**Excerpt from a dataset**
..........
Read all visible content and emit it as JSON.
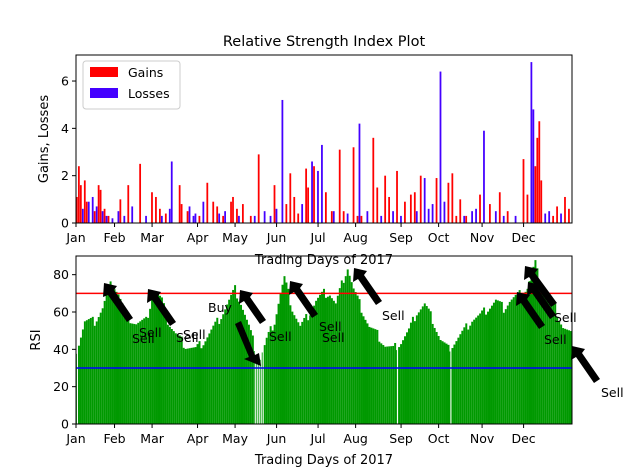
{
  "colors": {
    "gains": "#ff0000",
    "losses": "#4400ff",
    "rsi": "#009900",
    "overbought_line": "#ff0000",
    "oversold_line": "#0000ff",
    "arrow": "#000000"
  },
  "chart_data": [
    {
      "type": "bar",
      "title": "Relative Strength Index Plot",
      "xlabel": "Trading Days of 2017",
      "ylabel": "Gains, Losses",
      "xlim": [
        0,
        251
      ],
      "ylim": [
        0,
        7.1
      ],
      "y_ticks": [
        0,
        2,
        4,
        6
      ],
      "x_ticks": [
        {
          "label": "Jan",
          "day": 0
        },
        {
          "label": "Feb",
          "day": 19.5
        },
        {
          "label": "Mar",
          "day": 38.5
        },
        {
          "label": "Apr",
          "day": 61.5
        },
        {
          "label": "May",
          "day": 80.5
        },
        {
          "label": "Jun",
          "day": 101.5
        },
        {
          "label": "Jul",
          "day": 122.5
        },
        {
          "label": "Aug",
          "day": 141.5
        },
        {
          "label": "Sep",
          "day": 164.5
        },
        {
          "label": "Oct",
          "day": 183.5
        },
        {
          "label": "Nov",
          "day": 205.5
        },
        {
          "label": "Dec",
          "day": 226.5
        }
      ],
      "legend": {
        "position": "top-left",
        "entries": [
          "Gains",
          "Losses"
        ]
      },
      "grid": false,
      "series": [
        {
          "name": "Gains",
          "points": [
            [
              0,
              1.1
            ],
            [
              1,
              2.4
            ],
            [
              2,
              1.6
            ],
            [
              4,
              1.8
            ],
            [
              5,
              0.9
            ],
            [
              9,
              0.5
            ],
            [
              11,
              1.6
            ],
            [
              12,
              1.4
            ],
            [
              14,
              0.6
            ],
            [
              16,
              0.3
            ],
            [
              22,
              1.0
            ],
            [
              26,
              1.6
            ],
            [
              32,
              2.5
            ],
            [
              38,
              1.3
            ],
            [
              40,
              1.1
            ],
            [
              42,
              0.6
            ],
            [
              45,
              0.4
            ],
            [
              52,
              1.6
            ],
            [
              53,
              0.8
            ],
            [
              56,
              0.5
            ],
            [
              62,
              0.3
            ],
            [
              66,
              1.7
            ],
            [
              69,
              0.9
            ],
            [
              71,
              0.7
            ],
            [
              74,
              0.3
            ],
            [
              78,
              0.9
            ],
            [
              79,
              1.1
            ],
            [
              81,
              0.6
            ],
            [
              84,
              0.8
            ],
            [
              88,
              0.3
            ],
            [
              92,
              2.9
            ],
            [
              100,
              1.6
            ],
            [
              106,
              0.8
            ],
            [
              108,
              2.1
            ],
            [
              110,
              1.1
            ],
            [
              112,
              0.4
            ],
            [
              116,
              2.3
            ],
            [
              117,
              1.5
            ],
            [
              120,
              2.4
            ],
            [
              126,
              1.3
            ],
            [
              129,
              0.5
            ],
            [
              133,
              3.1
            ],
            [
              135,
              0.5
            ],
            [
              140,
              3.2
            ],
            [
              142,
              0.3
            ],
            [
              144,
              0.3
            ],
            [
              150,
              3.6
            ],
            [
              152,
              1.5
            ],
            [
              156,
              2.0
            ],
            [
              158,
              1.1
            ],
            [
              162,
              2.2
            ],
            [
              166,
              0.9
            ],
            [
              169,
              1.2
            ],
            [
              171,
              1.3
            ],
            [
              174,
              2.0
            ],
            [
              182,
              1.9
            ],
            [
              188,
              1.7
            ],
            [
              190,
              2.1
            ],
            [
              192,
              0.3
            ],
            [
              194,
              1.0
            ],
            [
              197,
              0.3
            ],
            [
              204,
              1.2
            ],
            [
              209,
              0.8
            ],
            [
              214,
              1.3
            ],
            [
              218,
              0.5
            ],
            [
              226,
              2.7
            ],
            [
              228,
              1.2
            ],
            [
              232,
              2.4
            ],
            [
              233,
              3.6
            ],
            [
              234,
              4.3
            ],
            [
              235,
              1.8
            ],
            [
              241,
              0.3
            ],
            [
              243,
              0.7
            ],
            [
              247,
              1.1
            ],
            [
              249,
              0.6
            ]
          ]
        },
        {
          "name": "Losses",
          "points": [
            [
              3,
              0.6
            ],
            [
              6,
              0.9
            ],
            [
              8,
              1.1
            ],
            [
              10,
              0.7
            ],
            [
              13,
              0.5
            ],
            [
              15,
              0.3
            ],
            [
              18,
              0.2
            ],
            [
              21,
              0.5
            ],
            [
              24,
              0.3
            ],
            [
              28,
              0.7
            ],
            [
              35,
              0.3
            ],
            [
              43,
              0.3
            ],
            [
              47,
              0.6
            ],
            [
              48,
              2.6
            ],
            [
              57,
              0.7
            ],
            [
              59,
              0.3
            ],
            [
              60,
              0.4
            ],
            [
              64,
              0.9
            ],
            [
              72,
              0.4
            ],
            [
              75,
              0.5
            ],
            [
              82,
              0.3
            ],
            [
              90,
              0.3
            ],
            [
              95,
              0.5
            ],
            [
              98,
              0.3
            ],
            [
              101,
              0.6
            ],
            [
              104,
              5.2
            ],
            [
              114,
              0.8
            ],
            [
              119,
              2.6
            ],
            [
              122,
              2.2
            ],
            [
              124,
              3.3
            ],
            [
              130,
              0.5
            ],
            [
              137,
              0.4
            ],
            [
              143,
              4.2
            ],
            [
              147,
              0.5
            ],
            [
              154,
              0.3
            ],
            [
              160,
              0.5
            ],
            [
              164,
              0.3
            ],
            [
              172,
              0.5
            ],
            [
              176,
              1.9
            ],
            [
              178,
              0.6
            ],
            [
              180,
              0.8
            ],
            [
              184,
              6.4
            ],
            [
              186,
              0.9
            ],
            [
              196,
              0.3
            ],
            [
              200,
              0.5
            ],
            [
              202,
              0.6
            ],
            [
              206,
              3.9
            ],
            [
              212,
              0.5
            ],
            [
              216,
              0.3
            ],
            [
              222,
              0.3
            ],
            [
              230,
              6.8
            ],
            [
              231,
              4.8
            ],
            [
              237,
              0.4
            ],
            [
              239,
              0.5
            ],
            [
              245,
              0.4
            ]
          ]
        }
      ]
    },
    {
      "type": "bar",
      "title": "",
      "xlabel": "Trading Days of 2017",
      "ylabel": "RSI",
      "xlim": [
        0,
        251
      ],
      "ylim": [
        0,
        90
      ],
      "y_ticks": [
        0,
        20,
        40,
        60,
        80
      ],
      "x_ticks": [
        "Jan",
        "Feb",
        "Mar",
        "Apr",
        "May",
        "Jun",
        "Jul",
        "Aug",
        "Sep",
        "Oct",
        "Nov",
        "Dec"
      ],
      "overbought": 70,
      "oversold": 30,
      "grid": false,
      "series": [
        {
          "name": "RSI",
          "control_points": [
            [
              0,
              40
            ],
            [
              4,
              55
            ],
            [
              9,
              55
            ],
            [
              13,
              62
            ],
            [
              16,
              72
            ],
            [
              18,
              76
            ],
            [
              21,
              70
            ],
            [
              25,
              58
            ],
            [
              30,
              54
            ],
            [
              35,
              55
            ],
            [
              39,
              72
            ],
            [
              43,
              66
            ],
            [
              46,
              55
            ],
            [
              50,
              48
            ],
            [
              55,
              42
            ],
            [
              60,
              40
            ],
            [
              64,
              44
            ],
            [
              68,
              50
            ],
            [
              72,
              56
            ],
            [
              76,
              64
            ],
            [
              80,
              72
            ],
            [
              83,
              65
            ],
            [
              87,
              52
            ],
            [
              91,
              38
            ],
            [
              93,
              35
            ],
            [
              96,
              45
            ],
            [
              100,
              55
            ],
            [
              103,
              70
            ],
            [
              105,
              78
            ],
            [
              109,
              62
            ],
            [
              113,
              52
            ],
            [
              117,
              58
            ],
            [
              121,
              66
            ],
            [
              125,
              70
            ],
            [
              128,
              70
            ],
            [
              131,
              64
            ],
            [
              135,
              78
            ],
            [
              137,
              84
            ],
            [
              140,
              72
            ],
            [
              144,
              62
            ],
            [
              148,
              52
            ],
            [
              152,
              48
            ],
            [
              156,
              42
            ],
            [
              160,
              40
            ],
            [
              164,
              44
            ],
            [
              168,
              50
            ],
            [
              172,
              60
            ],
            [
              176,
              64
            ],
            [
              180,
              56
            ],
            [
              184,
              45
            ],
            [
              188,
              40
            ],
            [
              192,
              45
            ],
            [
              196,
              50
            ],
            [
              200,
              56
            ],
            [
              204,
              58
            ],
            [
              208,
              62
            ],
            [
              212,
              66
            ],
            [
              216,
              62
            ],
            [
              219,
              66
            ],
            [
              222,
              68
            ],
            [
              225,
              70
            ],
            [
              228,
              73
            ],
            [
              230,
              80
            ],
            [
              232,
              86
            ],
            [
              234,
              76
            ],
            [
              238,
              68
            ],
            [
              242,
              62
            ],
            [
              246,
              52
            ],
            [
              250,
              48
            ]
          ]
        }
      ],
      "annotations": [
        "Sell",
        "Sell",
        "Sell",
        "Sell",
        "Buy",
        "Sell",
        "Sell",
        "Sell",
        "Sell",
        "Sell",
        "Sell",
        "Sell"
      ]
    }
  ]
}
..........
**What to work on**
Look through the records and gather every line containing "title".

**Task solution**
      "title": "Relative Strength Index Plot",
      "title": "",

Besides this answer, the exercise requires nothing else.